_Data excerpts_.
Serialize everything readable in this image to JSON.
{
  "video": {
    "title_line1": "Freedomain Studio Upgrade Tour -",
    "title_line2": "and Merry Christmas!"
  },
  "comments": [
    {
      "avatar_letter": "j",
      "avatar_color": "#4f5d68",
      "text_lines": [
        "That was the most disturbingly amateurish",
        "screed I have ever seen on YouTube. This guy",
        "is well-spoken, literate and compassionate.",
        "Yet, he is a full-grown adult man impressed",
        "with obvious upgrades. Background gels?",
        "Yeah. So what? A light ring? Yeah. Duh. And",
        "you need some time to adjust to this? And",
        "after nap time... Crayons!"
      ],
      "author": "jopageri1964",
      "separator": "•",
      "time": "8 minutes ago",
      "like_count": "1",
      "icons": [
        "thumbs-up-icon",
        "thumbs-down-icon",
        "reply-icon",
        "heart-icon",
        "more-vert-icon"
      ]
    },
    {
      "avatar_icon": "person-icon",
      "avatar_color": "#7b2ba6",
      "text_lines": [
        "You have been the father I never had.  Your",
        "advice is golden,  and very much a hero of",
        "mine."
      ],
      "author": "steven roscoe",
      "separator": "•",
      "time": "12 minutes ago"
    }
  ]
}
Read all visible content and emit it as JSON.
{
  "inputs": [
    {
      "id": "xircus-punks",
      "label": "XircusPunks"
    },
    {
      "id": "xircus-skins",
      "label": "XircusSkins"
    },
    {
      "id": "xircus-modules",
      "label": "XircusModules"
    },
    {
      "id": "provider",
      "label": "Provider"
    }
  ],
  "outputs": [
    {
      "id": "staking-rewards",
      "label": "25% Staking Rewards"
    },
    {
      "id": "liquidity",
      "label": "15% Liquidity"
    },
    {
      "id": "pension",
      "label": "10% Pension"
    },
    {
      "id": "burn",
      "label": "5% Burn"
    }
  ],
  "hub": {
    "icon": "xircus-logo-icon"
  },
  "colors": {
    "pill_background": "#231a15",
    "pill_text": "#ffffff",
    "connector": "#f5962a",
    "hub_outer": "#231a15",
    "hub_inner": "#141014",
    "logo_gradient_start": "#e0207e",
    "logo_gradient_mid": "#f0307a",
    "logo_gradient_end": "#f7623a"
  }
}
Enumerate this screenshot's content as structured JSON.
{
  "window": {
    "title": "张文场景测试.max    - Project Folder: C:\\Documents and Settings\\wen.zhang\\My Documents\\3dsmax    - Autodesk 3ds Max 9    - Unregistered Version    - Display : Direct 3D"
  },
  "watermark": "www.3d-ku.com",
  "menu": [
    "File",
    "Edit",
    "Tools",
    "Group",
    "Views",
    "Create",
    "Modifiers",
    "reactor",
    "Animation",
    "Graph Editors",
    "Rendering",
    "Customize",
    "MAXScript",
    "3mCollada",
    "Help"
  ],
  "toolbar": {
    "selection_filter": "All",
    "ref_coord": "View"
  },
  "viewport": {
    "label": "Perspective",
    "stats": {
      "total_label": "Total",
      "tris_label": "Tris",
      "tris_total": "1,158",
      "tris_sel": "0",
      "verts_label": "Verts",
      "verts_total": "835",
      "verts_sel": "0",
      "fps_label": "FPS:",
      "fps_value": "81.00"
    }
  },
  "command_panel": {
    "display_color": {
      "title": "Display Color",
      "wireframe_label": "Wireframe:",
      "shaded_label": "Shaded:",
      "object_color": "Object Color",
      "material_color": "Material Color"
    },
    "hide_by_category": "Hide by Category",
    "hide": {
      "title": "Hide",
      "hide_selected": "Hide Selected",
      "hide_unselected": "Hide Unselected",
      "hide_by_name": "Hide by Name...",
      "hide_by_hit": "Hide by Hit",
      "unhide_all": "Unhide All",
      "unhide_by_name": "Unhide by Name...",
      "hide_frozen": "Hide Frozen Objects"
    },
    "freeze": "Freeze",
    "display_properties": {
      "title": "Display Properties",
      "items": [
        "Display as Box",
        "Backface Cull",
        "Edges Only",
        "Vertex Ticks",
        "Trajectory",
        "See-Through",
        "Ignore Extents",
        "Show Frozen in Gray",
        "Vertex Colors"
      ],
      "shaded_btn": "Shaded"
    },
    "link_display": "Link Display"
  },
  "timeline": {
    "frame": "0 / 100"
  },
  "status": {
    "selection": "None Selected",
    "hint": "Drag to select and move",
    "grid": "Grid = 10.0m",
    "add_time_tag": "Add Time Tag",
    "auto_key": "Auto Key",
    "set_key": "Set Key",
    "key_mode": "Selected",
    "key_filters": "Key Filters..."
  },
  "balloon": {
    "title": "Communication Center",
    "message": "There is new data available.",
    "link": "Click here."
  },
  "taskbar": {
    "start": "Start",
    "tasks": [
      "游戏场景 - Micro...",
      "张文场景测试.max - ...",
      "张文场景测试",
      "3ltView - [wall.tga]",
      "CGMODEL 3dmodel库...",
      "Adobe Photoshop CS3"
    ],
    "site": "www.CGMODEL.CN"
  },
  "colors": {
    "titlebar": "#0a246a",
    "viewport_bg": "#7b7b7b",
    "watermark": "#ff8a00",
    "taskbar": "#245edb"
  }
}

_Written request_. The records above should be repeated in full, exactly as given.

_Reply_.
Serialize everything readable in this image to JSON.
{
  "video": {
    "title_line1": "Freedomain Studio Upgrade Tour -",
    "title_line2": "and Merry Christmas!"
  },
  "comments": [
    {
      "avatar_letter": "j",
      "avatar_color": "#4f5d68",
      "text_lines": [
        "That was the most disturbingly amateurish",
        "screed I have ever seen on YouTube. This guy",
        "is well-spoken, literate and compassionate.",
        "Yet, he is a full-grown adult man impressed",
        "with obvious upgrades. Background gels?",
        "Yeah. So what? A light ring? Yeah. Duh. And",
        "you need some time to adjust to this? And",
        "after nap time... Crayons!"
      ],
      "author": "jopageri1964",
      "separator": "•",
      "time": "8 minutes ago",
      "like_count": "1",
      "icons": [
        "thumbs-up-icon",
        "thumbs-down-icon",
        "reply-icon",
        "heart-icon",
        "more-vert-icon"
      ]
    },
    {
      "avatar_icon": "person-icon",
      "avatar_color": "#7b2ba6",
      "text_lines": [
        "You have been the father I never had.  Your",
        "advice is golden,  and very much a hero of",
        "mine."
      ],
      "author": "steven roscoe",
      "separator": "•",
      "time": "12 minutes ago"
    }
  ]
}
Read all visible content and emit it as JSON.
{
  "inputs": [
    {
      "id": "xircus-punks",
      "label": "XircusPunks"
    },
    {
      "id": "xircus-skins",
      "label": "XircusSkins"
    },
    {
      "id": "xircus-modules",
      "label": "XircusModules"
    },
    {
      "id": "provider",
      "label": "Provider"
    }
  ],
  "outputs": [
    {
      "id": "staking-rewards",
      "label": "25% Staking Rewards"
    },
    {
      "id": "liquidity",
      "label": "15% Liquidity"
    },
    {
      "id": "pension",
      "label": "10% Pension"
    },
    {
      "id": "burn",
      "label": "5% Burn"
    }
  ],
  "hub": {
    "icon": "xircus-logo-icon"
  },
  "colors": {
    "pill_background": "#231a15",
    "pill_text": "#ffffff",
    "connector": "#f5962a",
    "hub_outer": "#231a15",
    "hub_inner": "#141014",
    "logo_gradient_start": "#e0207e",
    "logo_gradient_mid": "#f0307a",
    "logo_gradient_end": "#f7623a"
  }
}
Enumerate this screenshot's content as structured JSON.
{
  "window": {
    "title": "张文场景测试.max    - Project Folder: C:\\Documents and Settings\\wen.zhang\\My Documents\\3dsmax    - Autodesk 3ds Max 9    - Unregistered Version    - Display : Direct 3D"
  },
  "watermark": "www.3d-ku.com",
  "menu": [
    "File",
    "Edit",
    "Tools",
    "Group",
    "Views",
    "Create",
    "Modifiers",
    "reactor",
    "Animation",
    "Graph Editors",
    "Rendering",
    "Customize",
    "MAXScript",
    "3mCollada",
    "Help"
  ],
  "toolbar": {
    "selection_filter": "All",
    "ref_coord": "View"
  },
  "viewport": {
    "label": "Perspective",
    "stats": {
      "total_label": "Total",
      "tris_label": "Tris",
      "tris_total": "1,158",
      "tris_sel": "0",
      "verts_label": "Verts",
      "verts_total": "835",
      "verts_sel": "0",
      "fps_label": "FPS:",
      "fps_value": "81.00"
    }
  },
  "command_panel": {
    "display_color": {
      "title": "Display Color",
      "wireframe_label": "Wireframe:",
      "shaded_label": "Shaded:",
      "object_color": "Object Color",
      "material_color": "Material Color"
    },
    "hide_by_category": "Hide by Category",
    "hide": {
      "title": "Hide",
      "hide_selected": "Hide Selected",
      "hide_unselected": "Hide Unselected",
      "hide_by_name": "Hide by Name...",
      "hide_by_hit": "Hide by Hit",
      "unhide_all": "Unhide All",
      "unhide_by_name": "Unhide by Name...",
      "hide_frozen": "Hide Frozen Objects"
    },
    "freeze": "Freeze",
    "display_properties": {
      "title": "Display Properties",
      "items": [
        "Display as Box",
        "Backface Cull",
        "Edges Only",
        "Vertex Ticks",
        "Trajectory",
        "See-Through",
        "Ignore Extents",
        "Show Frozen in Gray",
        "Vertex Colors"
      ],
      "shaded_btn": "Shaded"
    },
    "link_display": "Link Display"
  },
  "timeline": {
    "frame": "0 / 100"
  },
  "status": {
    "selection": "None Selected",
    "hint": "Drag to select and move",
    "grid": "Grid = 10.0m",
    "add_time_tag": "Add Time Tag",
    "auto_key": "Auto Key",
    "set_key": "Set Key",
    "key_mode": "Selected",
    "key_filters": "Key Filters..."
  },
  "balloon": {
    "title": "Communication Center",
    "message": "There is new data available.",
    "link": "Click here."
  },
  "taskbar": {
    "start": "Start",
    "tasks": [
      "游戏场景 - Micro...",
      "张文场景测试.max - ...",
      "张文场景测试",
      "3ltView - [wall.tga]",
      "CGMODEL 3dmodel库...",
      "Adobe Photoshop CS3"
    ],
    "site": "www.CGMODEL.CN"
  },
  "colors": {
    "titlebar": "#0a246a",
    "viewport_bg": "#7b7b7b",
    "watermark": "#ff8a00",
    "taskbar": "#245edb"
  }
}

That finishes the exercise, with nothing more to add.